THE EXERCISE >> Copy whichever lines contain the string "trans".

Figure collection entries
■ ■ ■

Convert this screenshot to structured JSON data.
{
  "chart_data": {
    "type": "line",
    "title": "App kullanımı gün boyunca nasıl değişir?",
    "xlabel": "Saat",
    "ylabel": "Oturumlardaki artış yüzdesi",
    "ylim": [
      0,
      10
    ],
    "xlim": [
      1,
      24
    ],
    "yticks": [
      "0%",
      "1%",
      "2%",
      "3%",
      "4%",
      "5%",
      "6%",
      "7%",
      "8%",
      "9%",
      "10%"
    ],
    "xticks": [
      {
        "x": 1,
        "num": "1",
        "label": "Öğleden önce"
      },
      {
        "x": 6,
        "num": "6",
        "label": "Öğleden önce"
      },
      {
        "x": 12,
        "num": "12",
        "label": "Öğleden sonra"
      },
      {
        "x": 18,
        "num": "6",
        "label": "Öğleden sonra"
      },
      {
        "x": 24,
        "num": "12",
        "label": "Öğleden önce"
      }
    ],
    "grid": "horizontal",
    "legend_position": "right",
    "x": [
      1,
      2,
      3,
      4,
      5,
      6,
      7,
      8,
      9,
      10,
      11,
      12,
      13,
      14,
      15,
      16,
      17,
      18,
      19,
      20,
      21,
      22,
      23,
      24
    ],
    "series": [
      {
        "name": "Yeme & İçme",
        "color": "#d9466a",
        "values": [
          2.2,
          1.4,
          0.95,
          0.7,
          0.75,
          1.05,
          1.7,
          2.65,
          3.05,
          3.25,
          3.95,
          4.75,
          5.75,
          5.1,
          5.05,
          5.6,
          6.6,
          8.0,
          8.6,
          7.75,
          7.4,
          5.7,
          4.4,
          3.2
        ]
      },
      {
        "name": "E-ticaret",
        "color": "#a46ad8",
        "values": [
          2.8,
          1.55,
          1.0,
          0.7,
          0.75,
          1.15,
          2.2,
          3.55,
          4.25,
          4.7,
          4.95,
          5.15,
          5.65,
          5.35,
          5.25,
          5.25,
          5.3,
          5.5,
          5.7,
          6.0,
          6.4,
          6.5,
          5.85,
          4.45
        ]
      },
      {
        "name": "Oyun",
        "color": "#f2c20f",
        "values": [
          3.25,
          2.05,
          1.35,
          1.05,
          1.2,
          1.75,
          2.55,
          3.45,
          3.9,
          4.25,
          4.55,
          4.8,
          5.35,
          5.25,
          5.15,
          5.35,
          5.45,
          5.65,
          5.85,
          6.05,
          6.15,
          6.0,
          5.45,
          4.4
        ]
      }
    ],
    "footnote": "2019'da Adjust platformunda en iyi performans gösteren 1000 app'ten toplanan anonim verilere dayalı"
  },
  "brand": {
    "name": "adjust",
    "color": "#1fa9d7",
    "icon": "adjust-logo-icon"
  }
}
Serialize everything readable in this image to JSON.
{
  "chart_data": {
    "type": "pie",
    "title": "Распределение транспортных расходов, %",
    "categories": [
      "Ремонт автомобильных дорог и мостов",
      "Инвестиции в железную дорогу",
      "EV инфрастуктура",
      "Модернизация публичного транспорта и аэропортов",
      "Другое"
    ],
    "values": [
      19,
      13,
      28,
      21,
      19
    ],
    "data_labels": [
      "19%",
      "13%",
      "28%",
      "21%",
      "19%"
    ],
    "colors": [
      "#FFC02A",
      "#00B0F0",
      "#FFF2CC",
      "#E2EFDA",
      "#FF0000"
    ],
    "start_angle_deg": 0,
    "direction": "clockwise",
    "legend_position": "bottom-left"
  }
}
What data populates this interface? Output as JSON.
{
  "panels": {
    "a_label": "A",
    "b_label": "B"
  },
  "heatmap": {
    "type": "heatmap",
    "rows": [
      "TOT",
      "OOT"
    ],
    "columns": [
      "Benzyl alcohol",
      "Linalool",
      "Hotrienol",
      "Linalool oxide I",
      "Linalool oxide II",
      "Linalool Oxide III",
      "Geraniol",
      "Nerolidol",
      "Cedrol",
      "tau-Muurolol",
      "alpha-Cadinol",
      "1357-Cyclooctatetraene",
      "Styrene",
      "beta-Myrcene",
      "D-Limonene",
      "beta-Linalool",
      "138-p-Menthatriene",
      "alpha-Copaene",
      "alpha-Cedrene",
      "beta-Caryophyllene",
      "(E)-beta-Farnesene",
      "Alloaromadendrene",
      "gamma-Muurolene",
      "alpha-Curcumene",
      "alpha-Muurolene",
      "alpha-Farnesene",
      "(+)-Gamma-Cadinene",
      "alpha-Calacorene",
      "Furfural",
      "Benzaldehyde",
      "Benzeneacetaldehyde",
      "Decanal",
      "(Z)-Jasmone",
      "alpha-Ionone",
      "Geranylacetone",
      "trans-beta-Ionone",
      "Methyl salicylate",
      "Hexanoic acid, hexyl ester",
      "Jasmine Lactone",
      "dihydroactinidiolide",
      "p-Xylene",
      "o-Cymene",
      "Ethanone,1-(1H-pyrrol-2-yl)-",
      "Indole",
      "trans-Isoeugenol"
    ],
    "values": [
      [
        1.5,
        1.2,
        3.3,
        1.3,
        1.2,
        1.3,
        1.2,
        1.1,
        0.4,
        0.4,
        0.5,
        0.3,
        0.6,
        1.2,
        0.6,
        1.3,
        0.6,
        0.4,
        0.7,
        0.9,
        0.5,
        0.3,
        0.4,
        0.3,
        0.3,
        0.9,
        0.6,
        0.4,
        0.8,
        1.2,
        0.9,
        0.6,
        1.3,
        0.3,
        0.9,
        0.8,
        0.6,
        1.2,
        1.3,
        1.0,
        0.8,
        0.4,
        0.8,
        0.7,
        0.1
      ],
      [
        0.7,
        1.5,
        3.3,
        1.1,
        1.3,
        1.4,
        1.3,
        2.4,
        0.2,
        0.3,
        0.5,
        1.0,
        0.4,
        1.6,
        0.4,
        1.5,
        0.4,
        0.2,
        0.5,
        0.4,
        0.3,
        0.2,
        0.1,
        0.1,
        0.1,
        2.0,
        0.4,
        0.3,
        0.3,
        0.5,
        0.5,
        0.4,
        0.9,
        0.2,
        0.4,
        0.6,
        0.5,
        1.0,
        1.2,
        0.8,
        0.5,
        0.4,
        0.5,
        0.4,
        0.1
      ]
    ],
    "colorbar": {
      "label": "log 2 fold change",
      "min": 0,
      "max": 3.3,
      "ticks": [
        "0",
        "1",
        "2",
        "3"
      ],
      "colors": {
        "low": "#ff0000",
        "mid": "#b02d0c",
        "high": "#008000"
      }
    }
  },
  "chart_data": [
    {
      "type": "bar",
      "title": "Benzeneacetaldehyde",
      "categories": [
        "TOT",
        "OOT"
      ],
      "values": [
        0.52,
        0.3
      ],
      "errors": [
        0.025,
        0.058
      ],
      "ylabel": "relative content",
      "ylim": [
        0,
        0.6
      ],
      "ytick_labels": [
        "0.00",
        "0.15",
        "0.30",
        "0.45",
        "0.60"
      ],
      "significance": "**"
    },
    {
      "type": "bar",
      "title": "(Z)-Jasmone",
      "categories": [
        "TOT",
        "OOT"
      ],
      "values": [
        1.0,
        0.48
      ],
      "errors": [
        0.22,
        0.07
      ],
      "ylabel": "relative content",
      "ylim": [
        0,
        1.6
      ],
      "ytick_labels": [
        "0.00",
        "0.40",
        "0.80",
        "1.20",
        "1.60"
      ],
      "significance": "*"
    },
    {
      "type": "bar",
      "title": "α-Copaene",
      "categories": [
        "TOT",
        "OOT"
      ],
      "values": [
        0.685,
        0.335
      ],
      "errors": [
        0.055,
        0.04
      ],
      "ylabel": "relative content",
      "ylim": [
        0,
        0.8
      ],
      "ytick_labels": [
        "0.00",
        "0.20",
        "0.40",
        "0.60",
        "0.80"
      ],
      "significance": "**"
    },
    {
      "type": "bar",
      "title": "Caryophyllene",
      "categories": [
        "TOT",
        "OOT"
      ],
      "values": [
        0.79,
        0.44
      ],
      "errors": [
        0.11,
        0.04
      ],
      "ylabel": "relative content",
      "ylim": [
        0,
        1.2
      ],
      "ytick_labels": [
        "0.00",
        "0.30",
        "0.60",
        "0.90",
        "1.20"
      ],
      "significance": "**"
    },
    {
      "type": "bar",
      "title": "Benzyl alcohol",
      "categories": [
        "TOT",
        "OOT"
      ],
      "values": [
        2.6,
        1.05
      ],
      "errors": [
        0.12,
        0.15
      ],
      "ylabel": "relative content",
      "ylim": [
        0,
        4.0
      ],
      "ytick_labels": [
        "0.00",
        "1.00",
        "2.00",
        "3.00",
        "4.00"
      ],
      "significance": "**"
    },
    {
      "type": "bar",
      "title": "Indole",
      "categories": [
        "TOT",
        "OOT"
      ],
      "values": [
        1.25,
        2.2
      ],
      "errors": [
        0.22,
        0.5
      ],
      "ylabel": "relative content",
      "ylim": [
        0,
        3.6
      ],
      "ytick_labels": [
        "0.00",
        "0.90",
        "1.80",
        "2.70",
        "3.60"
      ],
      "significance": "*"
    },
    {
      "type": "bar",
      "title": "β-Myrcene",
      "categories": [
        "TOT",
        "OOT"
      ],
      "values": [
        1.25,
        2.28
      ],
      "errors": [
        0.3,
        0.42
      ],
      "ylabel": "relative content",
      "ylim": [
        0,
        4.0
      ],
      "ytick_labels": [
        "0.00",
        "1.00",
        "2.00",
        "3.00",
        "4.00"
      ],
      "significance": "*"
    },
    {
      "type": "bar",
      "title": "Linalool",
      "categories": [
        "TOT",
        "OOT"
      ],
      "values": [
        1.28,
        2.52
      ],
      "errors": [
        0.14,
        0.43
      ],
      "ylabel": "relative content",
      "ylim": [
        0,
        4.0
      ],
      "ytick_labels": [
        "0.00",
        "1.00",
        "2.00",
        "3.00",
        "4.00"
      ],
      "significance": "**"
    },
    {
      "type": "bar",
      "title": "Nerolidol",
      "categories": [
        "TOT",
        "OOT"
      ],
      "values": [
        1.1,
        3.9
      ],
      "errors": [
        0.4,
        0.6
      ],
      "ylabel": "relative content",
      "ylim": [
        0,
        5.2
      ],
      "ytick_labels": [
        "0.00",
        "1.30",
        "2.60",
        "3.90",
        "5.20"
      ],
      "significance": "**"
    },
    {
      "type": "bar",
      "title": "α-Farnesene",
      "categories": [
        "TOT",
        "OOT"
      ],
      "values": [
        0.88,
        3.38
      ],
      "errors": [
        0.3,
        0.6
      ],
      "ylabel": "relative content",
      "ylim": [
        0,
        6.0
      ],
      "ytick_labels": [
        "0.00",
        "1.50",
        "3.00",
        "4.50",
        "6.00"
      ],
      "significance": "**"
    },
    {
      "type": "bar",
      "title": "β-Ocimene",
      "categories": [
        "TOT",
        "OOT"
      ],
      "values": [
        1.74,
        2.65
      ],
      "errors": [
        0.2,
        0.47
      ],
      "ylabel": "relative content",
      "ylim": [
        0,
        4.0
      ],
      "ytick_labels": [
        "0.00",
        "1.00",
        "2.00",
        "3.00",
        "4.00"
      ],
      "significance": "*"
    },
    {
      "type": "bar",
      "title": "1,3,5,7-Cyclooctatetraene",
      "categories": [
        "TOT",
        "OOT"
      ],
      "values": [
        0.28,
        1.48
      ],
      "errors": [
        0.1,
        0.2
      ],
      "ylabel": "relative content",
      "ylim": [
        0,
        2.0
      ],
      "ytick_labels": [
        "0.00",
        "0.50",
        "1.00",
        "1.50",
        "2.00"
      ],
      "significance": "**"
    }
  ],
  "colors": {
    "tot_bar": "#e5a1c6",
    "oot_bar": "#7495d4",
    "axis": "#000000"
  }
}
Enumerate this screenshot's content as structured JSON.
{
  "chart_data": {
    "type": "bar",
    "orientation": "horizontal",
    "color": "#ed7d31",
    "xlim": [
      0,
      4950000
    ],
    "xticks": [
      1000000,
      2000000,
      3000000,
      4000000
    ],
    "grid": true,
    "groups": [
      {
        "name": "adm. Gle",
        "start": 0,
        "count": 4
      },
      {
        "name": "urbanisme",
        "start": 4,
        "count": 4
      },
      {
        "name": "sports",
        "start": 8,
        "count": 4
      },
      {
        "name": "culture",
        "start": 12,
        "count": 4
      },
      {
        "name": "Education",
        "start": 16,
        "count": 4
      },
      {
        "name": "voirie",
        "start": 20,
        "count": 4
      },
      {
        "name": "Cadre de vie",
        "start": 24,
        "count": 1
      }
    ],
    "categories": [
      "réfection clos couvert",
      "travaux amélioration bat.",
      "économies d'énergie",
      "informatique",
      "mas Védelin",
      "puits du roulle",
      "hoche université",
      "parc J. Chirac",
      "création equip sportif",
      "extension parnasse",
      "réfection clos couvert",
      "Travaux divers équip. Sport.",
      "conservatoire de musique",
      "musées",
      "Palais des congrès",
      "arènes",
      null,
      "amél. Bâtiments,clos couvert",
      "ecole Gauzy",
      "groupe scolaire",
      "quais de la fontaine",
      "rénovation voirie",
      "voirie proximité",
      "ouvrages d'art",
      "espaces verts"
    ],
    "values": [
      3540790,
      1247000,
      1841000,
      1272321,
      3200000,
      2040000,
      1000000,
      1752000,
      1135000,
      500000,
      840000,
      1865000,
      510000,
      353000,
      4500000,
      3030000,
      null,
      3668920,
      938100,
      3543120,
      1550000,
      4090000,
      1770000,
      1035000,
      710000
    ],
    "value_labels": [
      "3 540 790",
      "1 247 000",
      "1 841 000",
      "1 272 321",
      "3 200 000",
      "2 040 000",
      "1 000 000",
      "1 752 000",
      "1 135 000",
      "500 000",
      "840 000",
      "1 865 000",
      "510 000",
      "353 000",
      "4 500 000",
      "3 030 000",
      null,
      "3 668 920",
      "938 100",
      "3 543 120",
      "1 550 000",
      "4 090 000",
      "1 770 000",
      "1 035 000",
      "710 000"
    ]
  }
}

■ ■ ■

TASK ANSWER >>
      "trans-beta-Ionone",
      "trans-Isoeugenol"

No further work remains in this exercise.